**Data entries**
════
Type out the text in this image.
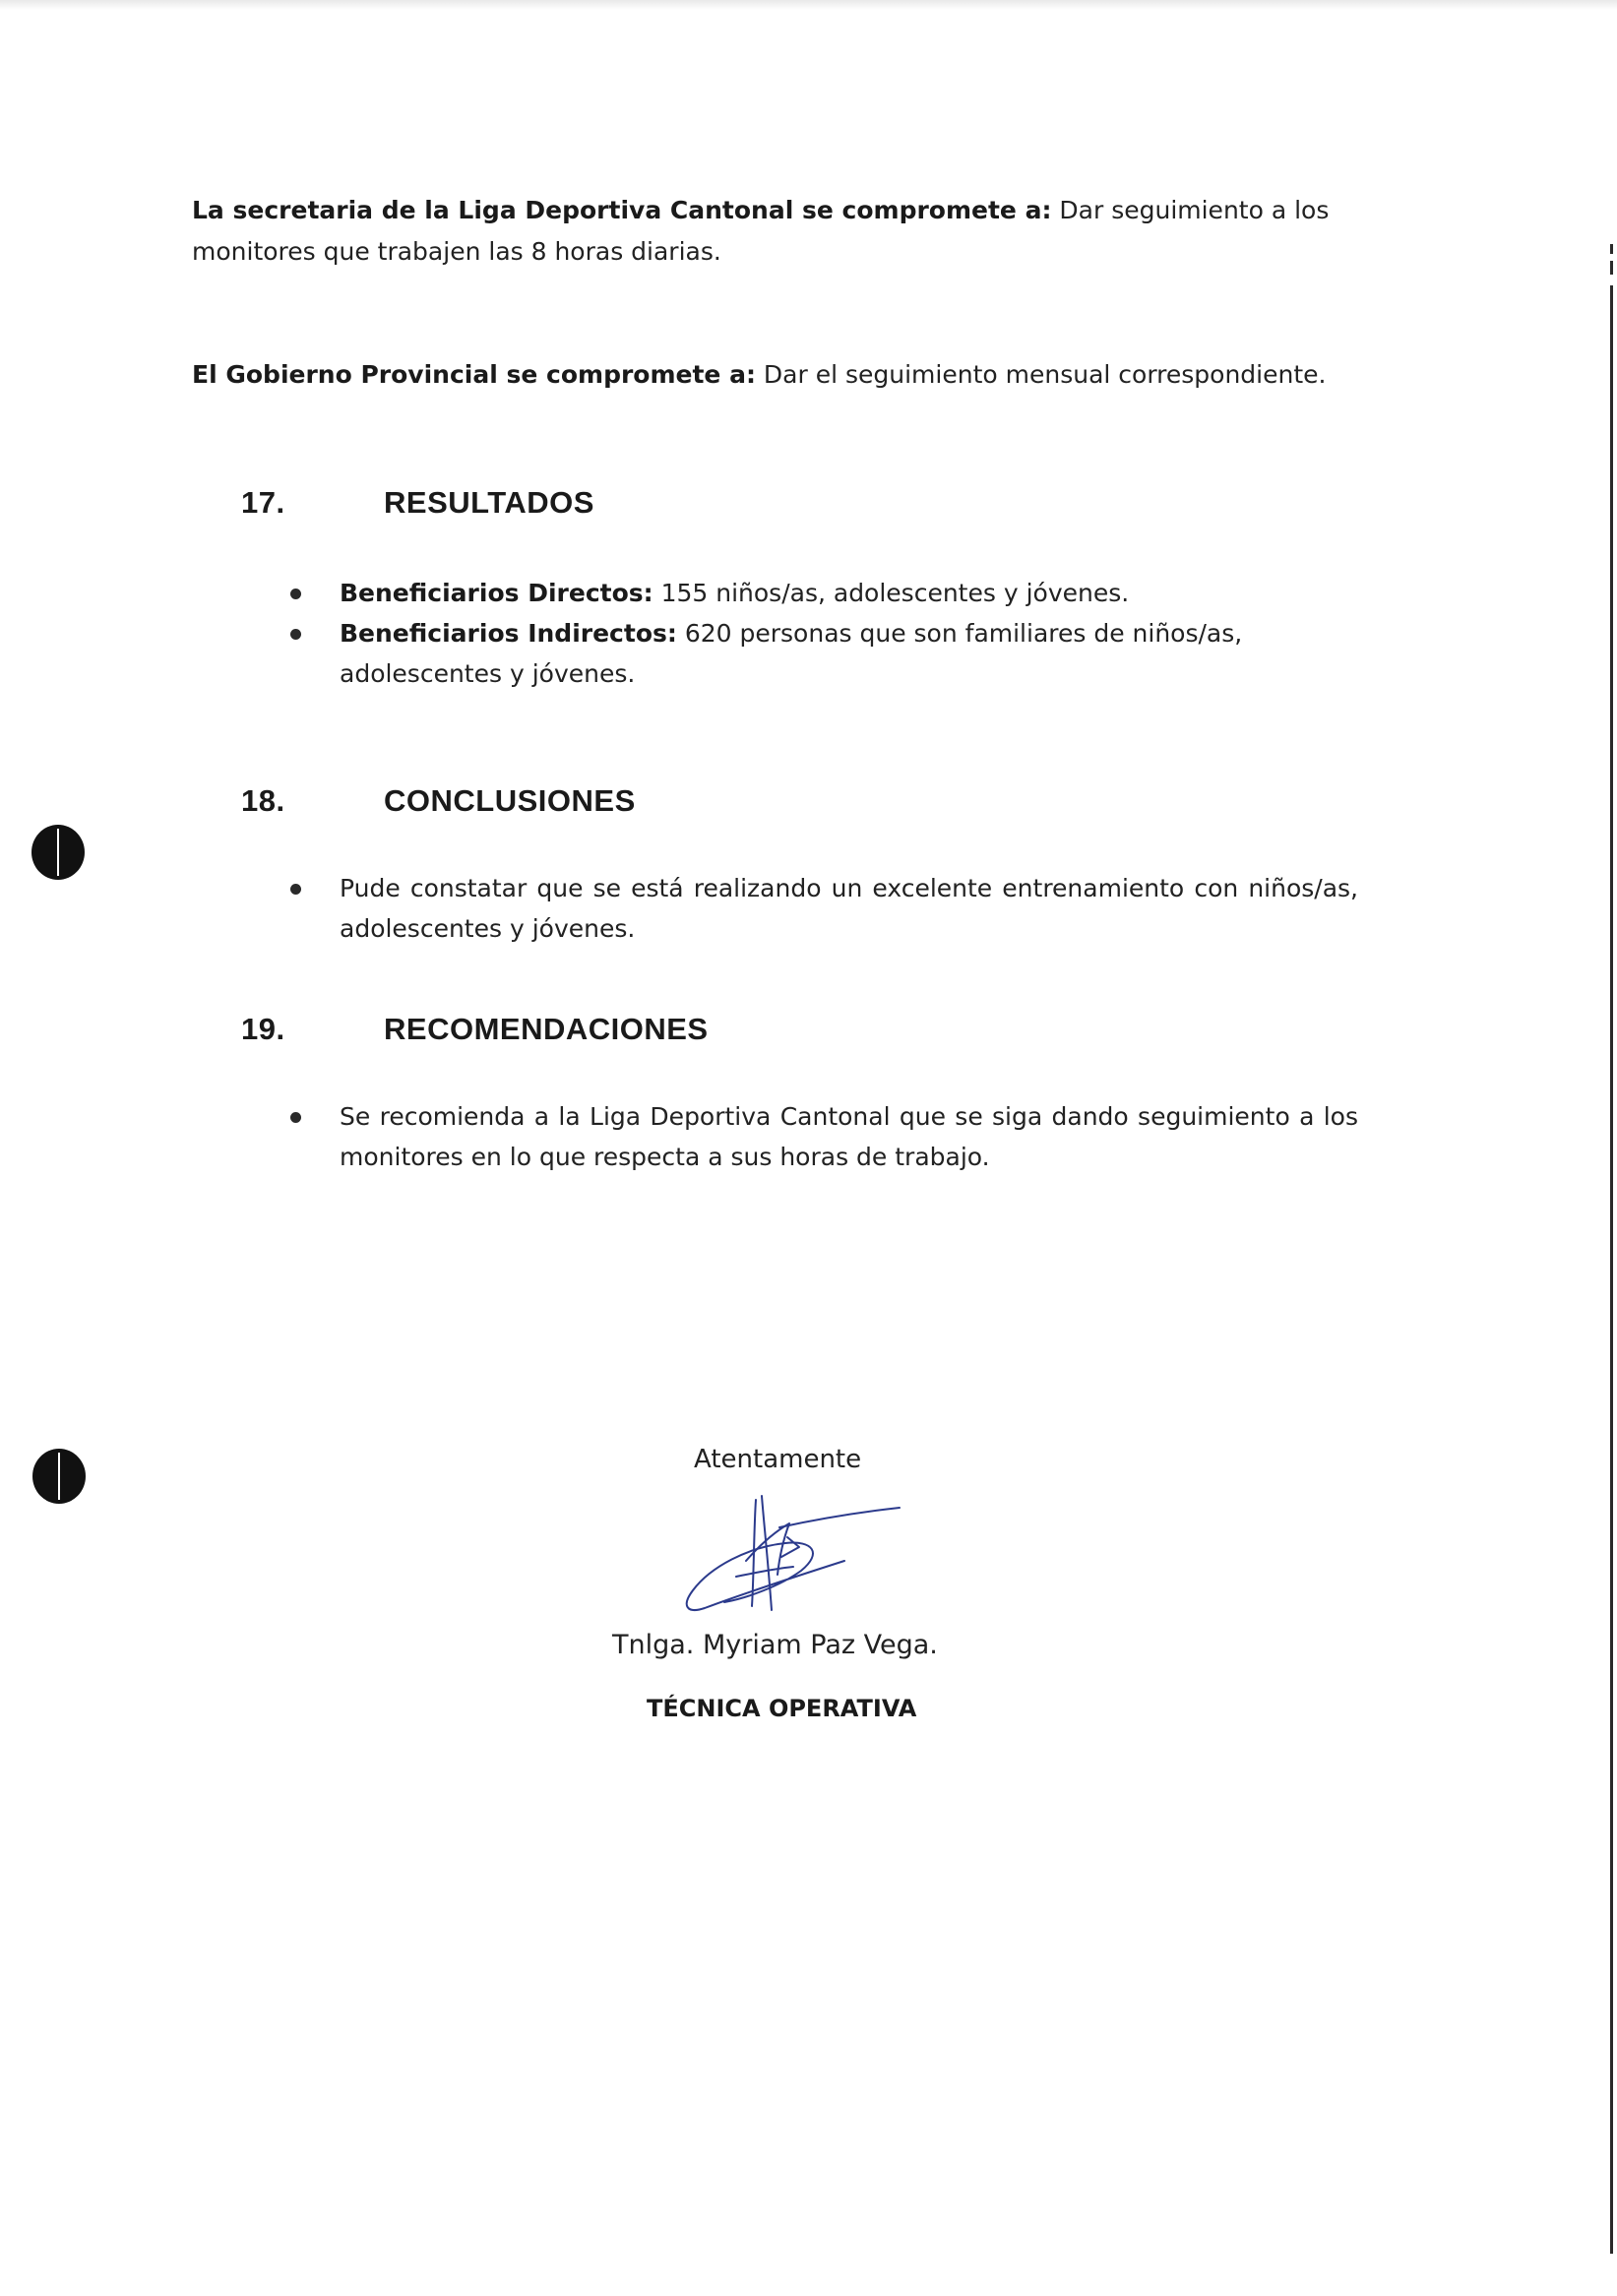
La secretaria de la Liga Deportiva Cantonal se compromete a: Dar seguimiento a los monitores que trabajen las 8 horas diarias.

El Gobierno Provincial se compromete a: Dar el seguimiento mensual correspondiente.

17.	RESULTADOS
Beneficiarios Directos: 155 niños/as, adolescentes y jóvenes.
Beneficiarios Indirectos: 620 personas que son familiares de niños/as, adolescentes y jóvenes.
18.	CONCLUSIONES
Pude constatar que se está realizando un excelente entrenamiento con niños/as, adolescentes y jóvenes.
19.	RECOMENDACIONES
Se recomienda a la Liga Deportiva Cantonal que se siga dando seguimiento a los monitores en lo que respecta a sus horas de trabajo.
Atentamente
Tnlga. Myriam Paz Vega.
TÉCNICA OPERATIVA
════
**Task instructions**
Go through the entries above and output them exactly, without pictures.

**Task answer**
Type out the text in this image.
La secretaria de la Liga Deportiva Cantonal se compromete a: Dar seguimiento a los monitores que trabajen las 8 horas diarias.

El Gobierno Provincial se compromete a: Dar el seguimiento mensual correspondiente.

17.	RESULTADOS
Beneficiarios Directos: 155 niños/as, adolescentes y jóvenes.
Beneficiarios Indirectos: 620 personas que son familiares de niños/as, adolescentes y jóvenes.
18.	CONCLUSIONES
Pude constatar que se está realizando un excelente entrenamiento con niños/as, adolescentes y jóvenes.
19.	RECOMENDACIONES
Se recomienda a la Liga Deportiva Cantonal que se siga dando seguimiento a los monitores en lo que respecta a sus horas de trabajo.
Atentamente
Tnlga. Myriam Paz Vega.
TÉCNICA OPERATIVA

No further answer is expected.